Task. Copy the data that follows exactly. Include no pictures.

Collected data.

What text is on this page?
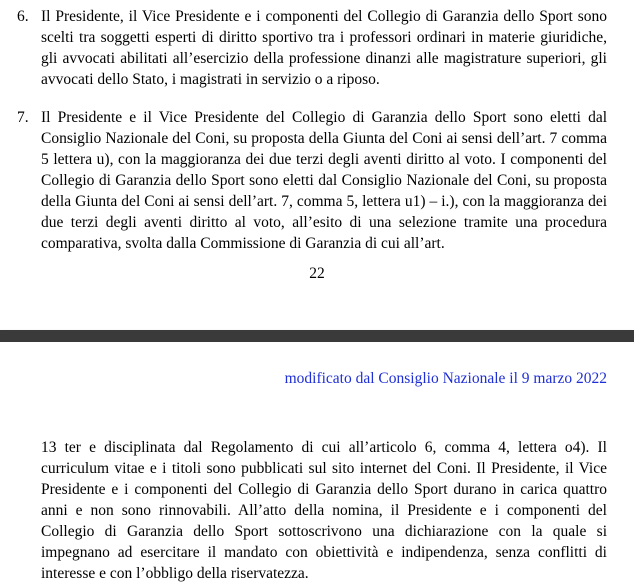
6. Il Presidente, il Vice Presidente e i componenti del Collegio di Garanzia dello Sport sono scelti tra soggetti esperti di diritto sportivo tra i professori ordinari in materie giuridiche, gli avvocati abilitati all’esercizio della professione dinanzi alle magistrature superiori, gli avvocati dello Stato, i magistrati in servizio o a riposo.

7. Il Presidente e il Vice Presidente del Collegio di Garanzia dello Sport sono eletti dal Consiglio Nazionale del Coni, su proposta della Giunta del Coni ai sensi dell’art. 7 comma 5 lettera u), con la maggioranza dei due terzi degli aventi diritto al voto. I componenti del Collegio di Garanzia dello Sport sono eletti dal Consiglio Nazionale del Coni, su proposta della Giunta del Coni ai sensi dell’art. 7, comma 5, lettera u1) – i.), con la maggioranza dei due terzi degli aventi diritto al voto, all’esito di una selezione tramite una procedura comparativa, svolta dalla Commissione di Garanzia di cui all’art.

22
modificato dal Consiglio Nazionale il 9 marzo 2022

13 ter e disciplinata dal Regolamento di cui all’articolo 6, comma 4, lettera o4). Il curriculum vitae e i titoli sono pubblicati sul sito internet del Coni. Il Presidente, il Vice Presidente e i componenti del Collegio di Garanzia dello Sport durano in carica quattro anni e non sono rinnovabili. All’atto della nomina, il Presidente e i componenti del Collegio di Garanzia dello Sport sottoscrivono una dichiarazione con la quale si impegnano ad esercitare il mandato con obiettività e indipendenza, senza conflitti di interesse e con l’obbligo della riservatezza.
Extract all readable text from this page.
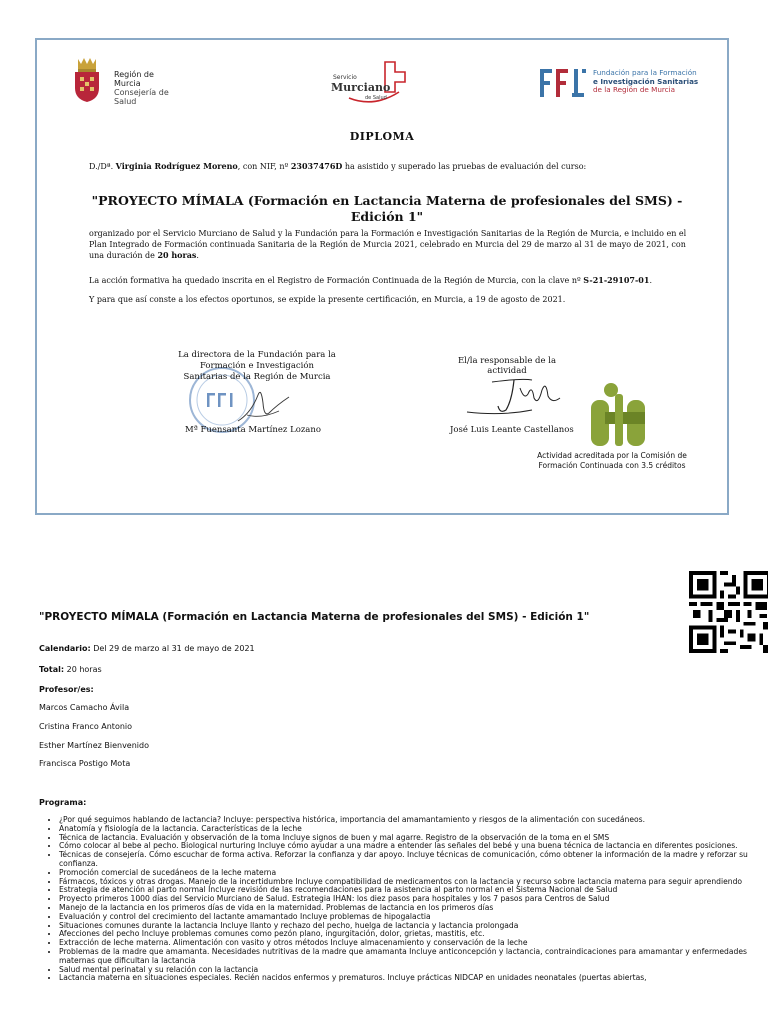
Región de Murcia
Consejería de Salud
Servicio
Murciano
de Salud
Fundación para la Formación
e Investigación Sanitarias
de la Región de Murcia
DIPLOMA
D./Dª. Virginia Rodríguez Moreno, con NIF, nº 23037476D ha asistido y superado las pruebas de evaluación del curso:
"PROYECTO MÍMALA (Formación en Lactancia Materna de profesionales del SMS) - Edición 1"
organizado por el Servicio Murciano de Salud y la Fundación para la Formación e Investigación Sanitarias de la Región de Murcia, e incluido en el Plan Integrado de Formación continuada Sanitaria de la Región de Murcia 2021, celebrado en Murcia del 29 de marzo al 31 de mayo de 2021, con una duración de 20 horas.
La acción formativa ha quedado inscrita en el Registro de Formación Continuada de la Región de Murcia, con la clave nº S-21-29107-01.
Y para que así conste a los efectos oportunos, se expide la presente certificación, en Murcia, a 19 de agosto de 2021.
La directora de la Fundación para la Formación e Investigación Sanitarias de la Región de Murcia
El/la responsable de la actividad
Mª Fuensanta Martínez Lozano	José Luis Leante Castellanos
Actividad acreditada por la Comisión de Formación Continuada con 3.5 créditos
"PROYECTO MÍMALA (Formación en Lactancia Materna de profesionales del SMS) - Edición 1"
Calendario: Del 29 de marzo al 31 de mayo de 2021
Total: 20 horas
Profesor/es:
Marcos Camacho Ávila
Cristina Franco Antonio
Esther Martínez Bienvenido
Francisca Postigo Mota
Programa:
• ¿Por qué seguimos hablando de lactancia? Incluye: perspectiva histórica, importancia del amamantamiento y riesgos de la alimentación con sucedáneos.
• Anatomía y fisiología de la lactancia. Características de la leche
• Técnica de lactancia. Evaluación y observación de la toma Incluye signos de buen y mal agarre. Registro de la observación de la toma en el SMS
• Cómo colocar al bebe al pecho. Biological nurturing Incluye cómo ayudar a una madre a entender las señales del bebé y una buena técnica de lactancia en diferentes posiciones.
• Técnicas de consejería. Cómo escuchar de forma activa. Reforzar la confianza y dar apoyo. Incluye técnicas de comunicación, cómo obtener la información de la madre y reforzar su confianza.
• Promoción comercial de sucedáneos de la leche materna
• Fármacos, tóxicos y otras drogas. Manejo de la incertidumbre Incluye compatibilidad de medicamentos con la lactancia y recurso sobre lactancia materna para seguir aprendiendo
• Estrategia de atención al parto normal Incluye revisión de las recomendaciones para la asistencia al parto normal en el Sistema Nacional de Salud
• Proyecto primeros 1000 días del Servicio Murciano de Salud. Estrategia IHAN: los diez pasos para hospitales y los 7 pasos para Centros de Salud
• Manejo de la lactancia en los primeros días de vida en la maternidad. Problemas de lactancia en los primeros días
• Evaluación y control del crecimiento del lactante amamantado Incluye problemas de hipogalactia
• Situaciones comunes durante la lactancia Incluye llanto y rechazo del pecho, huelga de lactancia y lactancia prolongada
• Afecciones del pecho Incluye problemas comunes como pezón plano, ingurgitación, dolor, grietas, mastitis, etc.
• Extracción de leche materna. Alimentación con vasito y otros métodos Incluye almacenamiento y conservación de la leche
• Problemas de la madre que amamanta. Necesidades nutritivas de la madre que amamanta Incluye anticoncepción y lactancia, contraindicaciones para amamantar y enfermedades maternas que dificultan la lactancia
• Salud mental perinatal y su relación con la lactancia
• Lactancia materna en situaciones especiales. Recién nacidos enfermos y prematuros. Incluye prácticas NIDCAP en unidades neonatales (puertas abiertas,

Full solution.
What text is on this page?
6. Il Presidente, il Vice Presidente e i componenti del Collegio di Garanzia dello Sport sono scelti tra soggetti esperti di diritto sportivo tra i professori ordinari in materie giuridiche, gli avvocati abilitati all’esercizio della professione dinanzi alle magistrature superiori, gli avvocati dello Stato, i magistrati in servizio o a riposo.

7. Il Presidente e il Vice Presidente del Collegio di Garanzia dello Sport sono eletti dal Consiglio Nazionale del Coni, su proposta della Giunta del Coni ai sensi dell’art. 7 comma 5 lettera u), con la maggioranza dei due terzi degli aventi diritto al voto. I componenti del Collegio di Garanzia dello Sport sono eletti dal Consiglio Nazionale del Coni, su proposta della Giunta del Coni ai sensi dell’art. 7, comma 5, lettera u1) – i.), con la maggioranza dei due terzi degli aventi diritto al voto, all’esito di una selezione tramite una procedura comparativa, svolta dalla Commissione di Garanzia di cui all’art.

22
modificato dal Consiglio Nazionale il 9 marzo 2022

13 ter e disciplinata dal Regolamento di cui all’articolo 6, comma 4, lettera o4). Il curriculum vitae e i titoli sono pubblicati sul sito internet del Coni. Il Presidente, il Vice Presidente e i componenti del Collegio di Garanzia dello Sport durano in carica quattro anni e non sono rinnovabili. All’atto della nomina, il Presidente e i componenti del Collegio di Garanzia dello Sport sottoscrivono una dichiarazione con la quale si impegnano ad esercitare il mandato con obiettività e indipendenza, senza conflitti di interesse e con l’obbligo della riservatezza.
Extract all readable text from this page.
Región de Murcia
Consejería de Salud
Servicio
Murciano
de Salud
Fundación para la Formación
e Investigación Sanitarias
de la Región de Murcia
DIPLOMA
D./Dª. Virginia Rodríguez Moreno, con NIF, nº 23037476D ha asistido y superado las pruebas de evaluación del curso:
"PROYECTO MÍMALA (Formación en Lactancia Materna de profesionales del SMS) - Edición 1"
organizado por el Servicio Murciano de Salud y la Fundación para la Formación e Investigación Sanitarias de la Región de Murcia, e incluido en el Plan Integrado de Formación continuada Sanitaria de la Región de Murcia 2021, celebrado en Murcia del 29 de marzo al 31 de mayo de 2021, con una duración de 20 horas.
La acción formativa ha quedado inscrita en el Registro de Formación Continuada de la Región de Murcia, con la clave nº S-21-29107-01.
Y para que así conste a los efectos oportunos, se expide la presente certificación, en Murcia, a 19 de agosto de 2021.
La directora de la Fundación para la Formación e Investigación Sanitarias de la Región de Murcia
El/la responsable de la actividad
Mª Fuensanta Martínez Lozano	José Luis Leante Castellanos
Actividad acreditada por la Comisión de Formación Continuada con 3.5 créditos
"PROYECTO MÍMALA (Formación en Lactancia Materna de profesionales del SMS) - Edición 1"
Calendario: Del 29 de marzo al 31 de mayo de 2021
Total: 20 horas
Profesor/es:
Marcos Camacho Ávila
Cristina Franco Antonio
Esther Martínez Bienvenido
Francisca Postigo Mota
Programa:
• ¿Por qué seguimos hablando de lactancia? Incluye: perspectiva histórica, importancia del amamantamiento y riesgos de la alimentación con sucedáneos.
• Anatomía y fisiología de la lactancia. Características de la leche
• Técnica de lactancia. Evaluación y observación de la toma Incluye signos de buen y mal agarre. Registro de la observación de la toma en el SMS
• Cómo colocar al bebe al pecho. Biological nurturing Incluye cómo ayudar a una madre a entender las señales del bebé y una buena técnica de lactancia en diferentes posiciones.
• Técnicas de consejería. Cómo escuchar de forma activa. Reforzar la confianza y dar apoyo. Incluye técnicas de comunicación, cómo obtener la información de la madre y reforzar su confianza.
• Promoción comercial de sucedáneos de la leche materna
• Fármacos, tóxicos y otras drogas. Manejo de la incertidumbre Incluye compatibilidad de medicamentos con la lactancia y recurso sobre lactancia materna para seguir aprendiendo
• Estrategia de atención al parto normal Incluye revisión de las recomendaciones para la asistencia al parto normal en el Sistema Nacional de Salud
• Proyecto primeros 1000 días del Servicio Murciano de Salud. Estrategia IHAN: los diez pasos para hospitales y los 7 pasos para Centros de Salud
• Manejo de la lactancia en los primeros días de vida en la maternidad. Problemas de lactancia en los primeros días
• Evaluación y control del crecimiento del lactante amamantado Incluye problemas de hipogalactia
• Situaciones comunes durante la lactancia Incluye llanto y rechazo del pecho, huelga de lactancia y lactancia prolongada
• Afecciones del pecho Incluye problemas comunes como pezón plano, ingurgitación, dolor, grietas, mastitis, etc.
• Extracción de leche materna. Alimentación con vasito y otros métodos Incluye almacenamiento y conservación de la leche
• Problemas de la madre que amamanta. Necesidades nutritivas de la madre que amamanta Incluye anticoncepción y lactancia, contraindicaciones para amamantar y enfermedades maternas que dificultan la lactancia
• Salud mental perinatal y su relación con la lactancia
• Lactancia materna en situaciones especiales. Recién nacidos enfermos y prematuros. Incluye prácticas NIDCAP en unidades neonatales (puertas abiertas,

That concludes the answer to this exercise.